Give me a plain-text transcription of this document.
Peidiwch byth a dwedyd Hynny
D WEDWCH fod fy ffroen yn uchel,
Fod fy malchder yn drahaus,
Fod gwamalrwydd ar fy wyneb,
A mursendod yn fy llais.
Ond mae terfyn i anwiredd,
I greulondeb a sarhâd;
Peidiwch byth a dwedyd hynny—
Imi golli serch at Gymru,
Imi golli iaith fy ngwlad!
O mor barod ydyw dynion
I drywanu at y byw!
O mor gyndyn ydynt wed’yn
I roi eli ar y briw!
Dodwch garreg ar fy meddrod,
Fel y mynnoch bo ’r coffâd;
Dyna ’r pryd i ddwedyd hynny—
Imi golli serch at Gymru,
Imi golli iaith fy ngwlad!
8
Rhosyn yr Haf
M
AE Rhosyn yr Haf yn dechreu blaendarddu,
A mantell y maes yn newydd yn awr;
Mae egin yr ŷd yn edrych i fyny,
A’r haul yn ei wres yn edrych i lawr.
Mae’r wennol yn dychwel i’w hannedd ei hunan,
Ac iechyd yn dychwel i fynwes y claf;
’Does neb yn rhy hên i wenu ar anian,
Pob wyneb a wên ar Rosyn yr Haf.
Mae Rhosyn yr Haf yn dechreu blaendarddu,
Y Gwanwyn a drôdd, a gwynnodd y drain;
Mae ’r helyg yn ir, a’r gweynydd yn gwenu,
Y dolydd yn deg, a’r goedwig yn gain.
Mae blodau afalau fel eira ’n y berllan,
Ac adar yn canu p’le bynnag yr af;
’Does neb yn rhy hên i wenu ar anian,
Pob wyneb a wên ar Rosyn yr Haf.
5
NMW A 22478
※ ※ ※
YOUR INSTRUCTIONS
All of the material above needs to be retyped word for word.

REPLY
Give me a plain-text transcription of this document.
Peidiwch byth a dwedyd Hynny
D WEDWCH fod fy ffroen yn uchel,
Fod fy malchder yn drahaus,
Fod gwamalrwydd ar fy wyneb,
A mursendod yn fy llais.
Ond mae terfyn i anwiredd,
I greulondeb a sarhâd;
Peidiwch byth a dwedyd hynny—
Imi golli serch at Gymru,
Imi golli iaith fy ngwlad!
O mor barod ydyw dynion
I drywanu at y byw!
O mor gyndyn ydynt wed’yn
I roi eli ar y briw!
Dodwch garreg ar fy meddrod,
Fel y mynnoch bo ’r coffâd;
Dyna ’r pryd i ddwedyd hynny—
Imi golli serch at Gymru,
Imi golli iaith fy ngwlad!
8
Rhosyn yr Haf
M
AE Rhosyn yr Haf yn dechreu blaendarddu,
A mantell y maes yn newydd yn awr;
Mae egin yr ŷd yn edrych i fyny,
A’r haul yn ei wres yn edrych i lawr.
Mae’r wennol yn dychwel i’w hannedd ei hunan,
Ac iechyd yn dychwel i fynwes y claf;
’Does neb yn rhy hên i wenu ar anian,
Pob wyneb a wên ar Rosyn yr Haf.
Mae Rhosyn yr Haf yn dechreu blaendarddu,
Y Gwanwyn a drôdd, a gwynnodd y drain;
Mae ’r helyg yn ir, a’r gweynydd yn gwenu,
Y dolydd yn deg, a’r goedwig yn gain.
Mae blodau afalau fel eira ’n y berllan,
Ac adar yn canu p’le bynnag yr af;
’Does neb yn rhy hên i wenu ar anian,
Pob wyneb a wên ar Rosyn yr Haf.
5
NMW A 22478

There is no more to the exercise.